▶ [SUPPLIED MATERIAL]
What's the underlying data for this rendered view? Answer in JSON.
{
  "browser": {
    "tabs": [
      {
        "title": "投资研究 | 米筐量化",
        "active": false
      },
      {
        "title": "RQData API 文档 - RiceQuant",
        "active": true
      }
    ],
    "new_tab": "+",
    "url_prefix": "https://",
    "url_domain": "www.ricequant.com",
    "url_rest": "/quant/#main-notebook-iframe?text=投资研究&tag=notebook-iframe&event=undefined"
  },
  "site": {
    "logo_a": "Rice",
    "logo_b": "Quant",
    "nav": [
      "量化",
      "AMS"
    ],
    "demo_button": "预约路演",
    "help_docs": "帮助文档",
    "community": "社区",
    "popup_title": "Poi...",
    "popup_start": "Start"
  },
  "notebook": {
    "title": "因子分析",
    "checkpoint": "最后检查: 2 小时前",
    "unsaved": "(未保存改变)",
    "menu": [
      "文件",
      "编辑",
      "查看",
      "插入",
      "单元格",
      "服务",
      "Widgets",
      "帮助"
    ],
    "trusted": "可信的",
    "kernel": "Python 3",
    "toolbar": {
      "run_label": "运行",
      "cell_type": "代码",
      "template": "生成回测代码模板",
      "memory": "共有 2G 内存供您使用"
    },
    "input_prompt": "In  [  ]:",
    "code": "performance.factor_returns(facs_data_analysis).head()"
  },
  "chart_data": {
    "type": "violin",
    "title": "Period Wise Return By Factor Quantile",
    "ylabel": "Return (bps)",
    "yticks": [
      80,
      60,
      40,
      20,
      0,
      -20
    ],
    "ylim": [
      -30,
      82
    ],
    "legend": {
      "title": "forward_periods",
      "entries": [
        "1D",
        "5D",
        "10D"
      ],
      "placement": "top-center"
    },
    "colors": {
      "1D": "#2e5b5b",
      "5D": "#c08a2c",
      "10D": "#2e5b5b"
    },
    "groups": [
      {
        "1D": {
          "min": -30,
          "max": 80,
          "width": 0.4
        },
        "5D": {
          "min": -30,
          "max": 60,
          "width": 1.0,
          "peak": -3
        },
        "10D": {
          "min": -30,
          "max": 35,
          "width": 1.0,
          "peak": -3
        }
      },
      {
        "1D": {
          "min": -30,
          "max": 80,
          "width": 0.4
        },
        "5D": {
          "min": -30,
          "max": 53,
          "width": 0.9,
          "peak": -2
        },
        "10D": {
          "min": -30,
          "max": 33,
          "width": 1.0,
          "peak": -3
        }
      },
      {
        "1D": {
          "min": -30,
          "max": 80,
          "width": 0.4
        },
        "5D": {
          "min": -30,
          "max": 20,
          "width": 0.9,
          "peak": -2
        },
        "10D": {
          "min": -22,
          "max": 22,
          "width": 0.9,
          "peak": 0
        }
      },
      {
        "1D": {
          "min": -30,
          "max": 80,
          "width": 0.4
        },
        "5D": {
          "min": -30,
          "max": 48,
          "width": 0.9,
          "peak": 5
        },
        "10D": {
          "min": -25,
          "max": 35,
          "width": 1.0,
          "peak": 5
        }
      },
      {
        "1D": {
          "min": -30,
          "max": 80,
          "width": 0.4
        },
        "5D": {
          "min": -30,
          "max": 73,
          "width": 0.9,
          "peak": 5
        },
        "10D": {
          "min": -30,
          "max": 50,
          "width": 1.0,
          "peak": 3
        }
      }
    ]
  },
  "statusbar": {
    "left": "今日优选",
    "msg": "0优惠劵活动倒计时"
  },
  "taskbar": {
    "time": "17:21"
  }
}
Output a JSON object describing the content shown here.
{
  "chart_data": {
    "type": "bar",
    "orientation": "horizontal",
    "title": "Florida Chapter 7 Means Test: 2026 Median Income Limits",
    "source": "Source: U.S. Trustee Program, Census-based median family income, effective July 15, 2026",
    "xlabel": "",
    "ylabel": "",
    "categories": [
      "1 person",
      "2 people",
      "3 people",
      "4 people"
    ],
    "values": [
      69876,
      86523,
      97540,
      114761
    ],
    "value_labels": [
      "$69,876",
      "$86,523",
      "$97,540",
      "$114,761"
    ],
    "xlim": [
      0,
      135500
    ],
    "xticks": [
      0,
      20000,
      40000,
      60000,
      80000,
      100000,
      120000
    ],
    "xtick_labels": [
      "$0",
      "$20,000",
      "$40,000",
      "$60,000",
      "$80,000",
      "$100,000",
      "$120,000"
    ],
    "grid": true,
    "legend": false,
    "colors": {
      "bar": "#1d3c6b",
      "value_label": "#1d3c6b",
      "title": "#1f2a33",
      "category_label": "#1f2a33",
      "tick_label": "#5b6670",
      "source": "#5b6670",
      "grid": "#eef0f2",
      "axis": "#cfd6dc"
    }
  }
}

▶ [WRITTEN TASK] Find how many lines hold the string "JSON", and state that number alone.

▶ [SOLUTION BELOW] 2